■ Raw data ■
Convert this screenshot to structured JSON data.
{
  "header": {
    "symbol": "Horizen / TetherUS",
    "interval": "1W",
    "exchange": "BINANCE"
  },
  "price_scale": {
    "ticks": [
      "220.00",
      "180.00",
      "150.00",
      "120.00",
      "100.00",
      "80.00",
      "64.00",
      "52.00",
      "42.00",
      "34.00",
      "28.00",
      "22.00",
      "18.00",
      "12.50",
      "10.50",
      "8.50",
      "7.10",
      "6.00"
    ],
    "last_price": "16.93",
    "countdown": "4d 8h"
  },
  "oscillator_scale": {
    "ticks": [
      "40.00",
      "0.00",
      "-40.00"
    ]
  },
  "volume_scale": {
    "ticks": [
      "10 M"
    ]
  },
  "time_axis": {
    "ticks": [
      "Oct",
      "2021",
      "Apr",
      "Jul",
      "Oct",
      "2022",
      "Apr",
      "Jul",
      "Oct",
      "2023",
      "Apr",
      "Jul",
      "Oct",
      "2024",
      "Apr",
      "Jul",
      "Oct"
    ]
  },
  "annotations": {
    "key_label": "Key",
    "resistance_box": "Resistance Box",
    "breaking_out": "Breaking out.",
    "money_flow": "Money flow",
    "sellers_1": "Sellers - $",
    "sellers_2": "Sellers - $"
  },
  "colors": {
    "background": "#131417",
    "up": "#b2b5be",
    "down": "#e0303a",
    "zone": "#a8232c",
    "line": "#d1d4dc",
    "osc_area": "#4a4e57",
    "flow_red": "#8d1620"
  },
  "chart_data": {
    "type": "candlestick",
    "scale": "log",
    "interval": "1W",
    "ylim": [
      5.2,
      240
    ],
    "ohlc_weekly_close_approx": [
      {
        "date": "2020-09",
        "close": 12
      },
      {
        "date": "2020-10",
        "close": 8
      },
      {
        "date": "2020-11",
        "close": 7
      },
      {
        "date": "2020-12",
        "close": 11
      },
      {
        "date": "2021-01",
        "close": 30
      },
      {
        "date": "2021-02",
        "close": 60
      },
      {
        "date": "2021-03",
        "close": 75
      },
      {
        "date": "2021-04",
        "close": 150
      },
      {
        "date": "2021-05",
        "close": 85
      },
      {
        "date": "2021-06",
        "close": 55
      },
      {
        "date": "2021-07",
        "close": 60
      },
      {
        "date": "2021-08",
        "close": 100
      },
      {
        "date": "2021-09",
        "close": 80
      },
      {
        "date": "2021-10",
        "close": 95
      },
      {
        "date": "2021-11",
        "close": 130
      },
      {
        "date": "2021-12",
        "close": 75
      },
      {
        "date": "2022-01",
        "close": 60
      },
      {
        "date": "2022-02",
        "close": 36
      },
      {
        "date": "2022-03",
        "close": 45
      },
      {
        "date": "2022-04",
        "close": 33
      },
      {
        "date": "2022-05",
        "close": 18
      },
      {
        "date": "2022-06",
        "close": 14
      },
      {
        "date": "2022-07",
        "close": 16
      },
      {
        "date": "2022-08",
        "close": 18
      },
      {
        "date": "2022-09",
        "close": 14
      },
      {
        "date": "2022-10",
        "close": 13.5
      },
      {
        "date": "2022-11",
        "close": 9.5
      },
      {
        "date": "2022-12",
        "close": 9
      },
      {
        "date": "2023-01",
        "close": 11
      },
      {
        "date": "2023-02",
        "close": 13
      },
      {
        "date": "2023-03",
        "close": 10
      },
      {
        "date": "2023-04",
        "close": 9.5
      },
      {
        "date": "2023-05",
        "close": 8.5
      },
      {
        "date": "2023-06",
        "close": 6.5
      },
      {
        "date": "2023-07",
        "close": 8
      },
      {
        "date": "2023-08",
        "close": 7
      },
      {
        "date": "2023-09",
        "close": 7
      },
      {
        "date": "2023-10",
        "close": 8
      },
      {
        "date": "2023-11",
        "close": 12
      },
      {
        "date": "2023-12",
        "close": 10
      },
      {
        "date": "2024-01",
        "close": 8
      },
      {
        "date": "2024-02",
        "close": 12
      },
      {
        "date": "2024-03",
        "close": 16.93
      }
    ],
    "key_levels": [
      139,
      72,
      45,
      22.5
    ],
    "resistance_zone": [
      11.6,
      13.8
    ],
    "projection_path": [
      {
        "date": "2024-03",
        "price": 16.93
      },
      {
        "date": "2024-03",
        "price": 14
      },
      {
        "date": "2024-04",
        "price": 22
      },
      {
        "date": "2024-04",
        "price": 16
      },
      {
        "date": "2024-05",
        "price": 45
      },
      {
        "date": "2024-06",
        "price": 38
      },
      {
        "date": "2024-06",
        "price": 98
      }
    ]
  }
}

■ Work required ■
Without changing a word, restate the whole listing.

■ Final result ■
Convert this screenshot to structured JSON data.
{
  "header": {
    "symbol": "Horizen / TetherUS",
    "interval": "1W",
    "exchange": "BINANCE"
  },
  "price_scale": {
    "ticks": [
      "220.00",
      "180.00",
      "150.00",
      "120.00",
      "100.00",
      "80.00",
      "64.00",
      "52.00",
      "42.00",
      "34.00",
      "28.00",
      "22.00",
      "18.00",
      "12.50",
      "10.50",
      "8.50",
      "7.10",
      "6.00"
    ],
    "last_price": "16.93",
    "countdown": "4d 8h"
  },
  "oscillator_scale": {
    "ticks": [
      "40.00",
      "0.00",
      "-40.00"
    ]
  },
  "volume_scale": {
    "ticks": [
      "10 M"
    ]
  },
  "time_axis": {
    "ticks": [
      "Oct",
      "2021",
      "Apr",
      "Jul",
      "Oct",
      "2022",
      "Apr",
      "Jul",
      "Oct",
      "2023",
      "Apr",
      "Jul",
      "Oct",
      "2024",
      "Apr",
      "Jul",
      "Oct"
    ]
  },
  "annotations": {
    "key_label": "Key",
    "resistance_box": "Resistance Box",
    "breaking_out": "Breaking out.",
    "money_flow": "Money flow",
    "sellers_1": "Sellers - $",
    "sellers_2": "Sellers - $"
  },
  "colors": {
    "background": "#131417",
    "up": "#b2b5be",
    "down": "#e0303a",
    "zone": "#a8232c",
    "line": "#d1d4dc",
    "osc_area": "#4a4e57",
    "flow_red": "#8d1620"
  },
  "chart_data": {
    "type": "candlestick",
    "scale": "log",
    "interval": "1W",
    "ylim": [
      5.2,
      240
    ],
    "ohlc_weekly_close_approx": [
      {
        "date": "2020-09",
        "close": 12
      },
      {
        "date": "2020-10",
        "close": 8
      },
      {
        "date": "2020-11",
        "close": 7
      },
      {
        "date": "2020-12",
        "close": 11
      },
      {
        "date": "2021-01",
        "close": 30
      },
      {
        "date": "2021-02",
        "close": 60
      },
      {
        "date": "2021-03",
        "close": 75
      },
      {
        "date": "2021-04",
        "close": 150
      },
      {
        "date": "2021-05",
        "close": 85
      },
      {
        "date": "2021-06",
        "close": 55
      },
      {
        "date": "2021-07",
        "close": 60
      },
      {
        "date": "2021-08",
        "close": 100
      },
      {
        "date": "2021-09",
        "close": 80
      },
      {
        "date": "2021-10",
        "close": 95
      },
      {
        "date": "2021-11",
        "close": 130
      },
      {
        "date": "2021-12",
        "close": 75
      },
      {
        "date": "2022-01",
        "close": 60
      },
      {
        "date": "2022-02",
        "close": 36
      },
      {
        "date": "2022-03",
        "close": 45
      },
      {
        "date": "2022-04",
        "close": 33
      },
      {
        "date": "2022-05",
        "close": 18
      },
      {
        "date": "2022-06",
        "close": 14
      },
      {
        "date": "2022-07",
        "close": 16
      },
      {
        "date": "2022-08",
        "close": 18
      },
      {
        "date": "2022-09",
        "close": 14
      },
      {
        "date": "2022-10",
        "close": 13.5
      },
      {
        "date": "2022-11",
        "close": 9.5
      },
      {
        "date": "2022-12",
        "close": 9
      },
      {
        "date": "2023-01",
        "close": 11
      },
      {
        "date": "2023-02",
        "close": 13
      },
      {
        "date": "2023-03",
        "close": 10
      },
      {
        "date": "2023-04",
        "close": 9.5
      },
      {
        "date": "2023-05",
        "close": 8.5
      },
      {
        "date": "2023-06",
        "close": 6.5
      },
      {
        "date": "2023-07",
        "close": 8
      },
      {
        "date": "2023-08",
        "close": 7
      },
      {
        "date": "2023-09",
        "close": 7
      },
      {
        "date": "2023-10",
        "close": 8
      },
      {
        "date": "2023-11",
        "close": 12
      },
      {
        "date": "2023-12",
        "close": 10
      },
      {
        "date": "2024-01",
        "close": 8
      },
      {
        "date": "2024-02",
        "close": 12
      },
      {
        "date": "2024-03",
        "close": 16.93
      }
    ],
    "key_levels": [
      139,
      72,
      45,
      22.5
    ],
    "resistance_zone": [
      11.6,
      13.8
    ],
    "projection_path": [
      {
        "date": "2024-03",
        "price": 16.93
      },
      {
        "date": "2024-03",
        "price": 14
      },
      {
        "date": "2024-04",
        "price": 22
      },
      {
        "date": "2024-04",
        "price": 16
      },
      {
        "date": "2024-05",
        "price": 45
      },
      {
        "date": "2024-06",
        "price": 38
      },
      {
        "date": "2024-06",
        "price": 98
      }
    ]
  }
}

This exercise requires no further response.